### Data excerpts
● ● ● ● ●

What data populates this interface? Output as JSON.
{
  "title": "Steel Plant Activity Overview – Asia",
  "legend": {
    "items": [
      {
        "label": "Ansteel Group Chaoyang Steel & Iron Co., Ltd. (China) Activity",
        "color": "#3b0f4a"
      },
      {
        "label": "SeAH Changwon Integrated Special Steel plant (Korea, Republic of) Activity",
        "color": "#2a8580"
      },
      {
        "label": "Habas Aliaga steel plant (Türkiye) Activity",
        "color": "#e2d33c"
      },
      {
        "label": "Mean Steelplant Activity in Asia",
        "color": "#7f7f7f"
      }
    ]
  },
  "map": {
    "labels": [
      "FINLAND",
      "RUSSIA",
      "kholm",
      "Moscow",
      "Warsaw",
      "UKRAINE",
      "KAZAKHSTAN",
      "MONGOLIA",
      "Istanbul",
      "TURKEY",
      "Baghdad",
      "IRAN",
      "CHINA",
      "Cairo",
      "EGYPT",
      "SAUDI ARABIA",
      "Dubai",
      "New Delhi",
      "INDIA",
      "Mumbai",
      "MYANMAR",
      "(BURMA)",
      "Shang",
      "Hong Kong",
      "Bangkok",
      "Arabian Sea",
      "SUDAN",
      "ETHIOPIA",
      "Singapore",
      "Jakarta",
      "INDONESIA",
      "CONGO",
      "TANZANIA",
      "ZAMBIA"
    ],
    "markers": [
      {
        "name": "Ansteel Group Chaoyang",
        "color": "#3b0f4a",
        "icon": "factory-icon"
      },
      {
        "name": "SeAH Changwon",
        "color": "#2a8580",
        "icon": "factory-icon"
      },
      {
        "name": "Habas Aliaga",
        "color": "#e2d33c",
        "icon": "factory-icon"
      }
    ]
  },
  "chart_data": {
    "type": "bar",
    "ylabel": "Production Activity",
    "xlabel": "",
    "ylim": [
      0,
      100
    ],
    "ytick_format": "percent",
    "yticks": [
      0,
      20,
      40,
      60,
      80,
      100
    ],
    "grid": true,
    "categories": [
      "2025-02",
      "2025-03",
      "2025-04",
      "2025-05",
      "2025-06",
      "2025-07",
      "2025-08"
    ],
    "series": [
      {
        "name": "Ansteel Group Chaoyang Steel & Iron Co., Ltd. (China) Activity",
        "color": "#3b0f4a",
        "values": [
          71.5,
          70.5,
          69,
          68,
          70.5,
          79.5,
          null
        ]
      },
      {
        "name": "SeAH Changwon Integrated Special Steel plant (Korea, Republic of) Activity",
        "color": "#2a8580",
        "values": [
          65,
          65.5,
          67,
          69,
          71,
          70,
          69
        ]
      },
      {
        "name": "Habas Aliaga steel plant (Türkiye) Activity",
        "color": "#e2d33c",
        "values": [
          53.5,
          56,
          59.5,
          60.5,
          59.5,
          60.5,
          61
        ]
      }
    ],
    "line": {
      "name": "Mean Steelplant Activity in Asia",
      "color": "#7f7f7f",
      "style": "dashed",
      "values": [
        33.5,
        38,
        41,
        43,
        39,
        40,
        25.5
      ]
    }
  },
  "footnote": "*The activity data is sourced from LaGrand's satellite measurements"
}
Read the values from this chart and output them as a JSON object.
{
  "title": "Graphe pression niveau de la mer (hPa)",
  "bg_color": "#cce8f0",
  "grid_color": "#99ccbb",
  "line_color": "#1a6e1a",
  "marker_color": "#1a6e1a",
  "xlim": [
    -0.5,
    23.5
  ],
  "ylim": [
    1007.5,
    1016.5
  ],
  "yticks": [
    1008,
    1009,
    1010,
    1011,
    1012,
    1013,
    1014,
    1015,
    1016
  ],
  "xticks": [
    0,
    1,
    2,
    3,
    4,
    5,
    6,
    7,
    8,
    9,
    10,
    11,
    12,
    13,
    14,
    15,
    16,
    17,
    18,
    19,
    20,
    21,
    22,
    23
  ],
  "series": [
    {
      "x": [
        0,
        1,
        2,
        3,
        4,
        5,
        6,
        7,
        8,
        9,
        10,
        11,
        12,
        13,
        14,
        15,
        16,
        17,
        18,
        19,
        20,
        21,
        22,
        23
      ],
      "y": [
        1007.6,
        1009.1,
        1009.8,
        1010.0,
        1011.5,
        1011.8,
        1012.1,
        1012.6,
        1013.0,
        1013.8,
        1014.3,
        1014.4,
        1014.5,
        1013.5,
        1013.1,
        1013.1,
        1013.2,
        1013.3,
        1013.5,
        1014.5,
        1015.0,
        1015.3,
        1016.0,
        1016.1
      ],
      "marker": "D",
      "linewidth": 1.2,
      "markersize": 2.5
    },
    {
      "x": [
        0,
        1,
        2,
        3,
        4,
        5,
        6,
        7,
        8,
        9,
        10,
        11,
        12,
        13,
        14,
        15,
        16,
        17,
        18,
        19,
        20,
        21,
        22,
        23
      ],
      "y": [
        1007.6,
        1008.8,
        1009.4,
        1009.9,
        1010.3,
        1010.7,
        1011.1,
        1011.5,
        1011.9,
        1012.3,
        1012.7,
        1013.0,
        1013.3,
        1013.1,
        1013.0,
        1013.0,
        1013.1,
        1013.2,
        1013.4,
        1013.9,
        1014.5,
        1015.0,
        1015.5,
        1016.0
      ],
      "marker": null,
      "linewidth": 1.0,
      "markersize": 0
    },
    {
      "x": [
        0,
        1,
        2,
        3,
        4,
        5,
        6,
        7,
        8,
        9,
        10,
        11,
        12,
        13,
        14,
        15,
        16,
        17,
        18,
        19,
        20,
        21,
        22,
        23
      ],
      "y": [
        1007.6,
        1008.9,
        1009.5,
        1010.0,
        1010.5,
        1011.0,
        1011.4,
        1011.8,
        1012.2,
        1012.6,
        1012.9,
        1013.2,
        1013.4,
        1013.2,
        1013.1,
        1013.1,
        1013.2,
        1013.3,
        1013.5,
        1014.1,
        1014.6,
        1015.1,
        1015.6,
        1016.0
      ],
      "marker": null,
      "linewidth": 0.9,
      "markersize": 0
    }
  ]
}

● ● ● ● ●

### Exercise instructions
Which lines hold the string "Aliaga"? Copy all of them from the data above.

### The answer
        "label": "Habas Aliaga steel plant (Türkiye) Activity",
        "name": "Habas Aliaga",
        "name": "Habas Aliaga steel plant (Türkiye) Activity",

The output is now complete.